Rows from a dataset:
--------------------

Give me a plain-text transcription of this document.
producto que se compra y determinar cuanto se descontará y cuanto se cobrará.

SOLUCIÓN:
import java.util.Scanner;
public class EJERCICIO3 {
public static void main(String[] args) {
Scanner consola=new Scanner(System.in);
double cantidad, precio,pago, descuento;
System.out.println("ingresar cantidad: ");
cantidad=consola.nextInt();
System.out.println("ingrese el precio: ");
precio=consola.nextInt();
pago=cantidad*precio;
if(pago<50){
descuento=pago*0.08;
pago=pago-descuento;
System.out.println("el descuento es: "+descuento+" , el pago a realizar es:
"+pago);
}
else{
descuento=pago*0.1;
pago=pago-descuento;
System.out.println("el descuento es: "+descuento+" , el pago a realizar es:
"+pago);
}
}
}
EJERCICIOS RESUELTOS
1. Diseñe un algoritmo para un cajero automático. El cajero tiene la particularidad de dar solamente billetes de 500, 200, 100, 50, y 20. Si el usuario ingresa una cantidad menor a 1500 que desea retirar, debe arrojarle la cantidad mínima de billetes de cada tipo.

--------------------

### What is being asked
In this exercise, repeat all entries exactly.

### The output
Give me a plain-text transcription of this document.
producto que se compra y determinar cuanto se descontará y cuanto se cobrará.

SOLUCIÓN:
import java.util.Scanner;
public class EJERCICIO3 {
public static void main(String[] args) {
Scanner consola=new Scanner(System.in);
double cantidad, precio,pago, descuento;
System.out.println("ingresar cantidad: ");
cantidad=consola.nextInt();
System.out.println("ingrese el precio: ");
precio=consola.nextInt();
pago=cantidad*precio;
if(pago<50){
descuento=pago*0.08;
pago=pago-descuento;
System.out.println("el descuento es: "+descuento+" , el pago a realizar es:
"+pago);
}
else{
descuento=pago*0.1;
pago=pago-descuento;
System.out.println("el descuento es: "+descuento+" , el pago a realizar es:
"+pago);
}
}
}
EJERCICIOS RESUELTOS
1. Diseñe un algoritmo para un cajero automático. El cajero tiene la particularidad de dar solamente billetes de 500, 200, 100, 50, y 20. Si el usuario ingresa una cantidad menor a 1500 que desea retirar, debe arrojarle la cantidad mínima de billetes de cada tipo.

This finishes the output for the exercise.